What needs to be done. Print all of the data exactly as written.

Data records.
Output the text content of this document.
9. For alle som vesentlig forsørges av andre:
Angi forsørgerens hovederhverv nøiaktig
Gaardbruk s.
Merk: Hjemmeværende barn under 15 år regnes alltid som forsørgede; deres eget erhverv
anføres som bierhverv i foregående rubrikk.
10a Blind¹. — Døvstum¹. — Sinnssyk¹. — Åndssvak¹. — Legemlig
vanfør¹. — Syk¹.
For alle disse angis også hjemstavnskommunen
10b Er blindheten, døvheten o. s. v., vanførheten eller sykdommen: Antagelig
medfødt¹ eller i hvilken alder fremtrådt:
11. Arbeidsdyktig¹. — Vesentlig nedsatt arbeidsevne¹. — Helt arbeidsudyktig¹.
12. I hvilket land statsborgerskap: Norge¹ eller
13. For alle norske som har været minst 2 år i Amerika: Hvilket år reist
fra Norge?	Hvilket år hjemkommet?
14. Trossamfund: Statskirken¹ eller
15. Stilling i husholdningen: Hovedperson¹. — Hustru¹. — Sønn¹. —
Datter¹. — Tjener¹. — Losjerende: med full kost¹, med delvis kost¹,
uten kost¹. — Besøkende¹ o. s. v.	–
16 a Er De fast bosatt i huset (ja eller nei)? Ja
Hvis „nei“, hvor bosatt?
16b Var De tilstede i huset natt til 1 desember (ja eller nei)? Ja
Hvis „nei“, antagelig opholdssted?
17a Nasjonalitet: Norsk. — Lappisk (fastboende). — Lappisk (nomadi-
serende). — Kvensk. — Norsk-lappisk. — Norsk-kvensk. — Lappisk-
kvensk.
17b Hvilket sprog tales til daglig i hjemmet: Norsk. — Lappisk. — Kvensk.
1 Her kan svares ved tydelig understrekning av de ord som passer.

Reply to the exercise.
Output the text content of this document.
9. For alle som vesentlig forsørges av andre:
Angi forsørgerens hovederhverv nøiaktig
Gaardbruk s.
Merk: Hjemmeværende barn under 15 år regnes alltid som forsørgede; deres eget erhverv
anføres som bierhverv i foregående rubrikk.
10a Blind¹. — Døvstum¹. — Sinnssyk¹. — Åndssvak¹. — Legemlig
vanfør¹. — Syk¹.
For alle disse angis også hjemstavnskommunen
10b Er blindheten, døvheten o. s. v., vanførheten eller sykdommen: Antagelig
medfødt¹ eller i hvilken alder fremtrådt:
11. Arbeidsdyktig¹. — Vesentlig nedsatt arbeidsevne¹. — Helt arbeidsudyktig¹.
12. I hvilket land statsborgerskap: Norge¹ eller
13. For alle norske som har været minst 2 år i Amerika: Hvilket år reist
fra Norge?	Hvilket år hjemkommet?
14. Trossamfund: Statskirken¹ eller
15. Stilling i husholdningen: Hovedperson¹. — Hustru¹. — Sønn¹. —
Datter¹. — Tjener¹. — Losjerende: med full kost¹, med delvis kost¹,
uten kost¹. — Besøkende¹ o. s. v.	–
16 a Er De fast bosatt i huset (ja eller nei)? Ja
Hvis „nei“, hvor bosatt?
16b Var De tilstede i huset natt til 1 desember (ja eller nei)? Ja
Hvis „nei“, antagelig opholdssted?
17a Nasjonalitet: Norsk. — Lappisk (fastboende). — Lappisk (nomadi-
serende). — Kvensk. — Norsk-lappisk. — Norsk-kvensk. — Lappisk-
kvensk.
17b Hvilket sprog tales til daglig i hjemmet: Norsk. — Lappisk. — Kvensk.
1 Her kan svares ved tydelig understrekning av de ord som passer.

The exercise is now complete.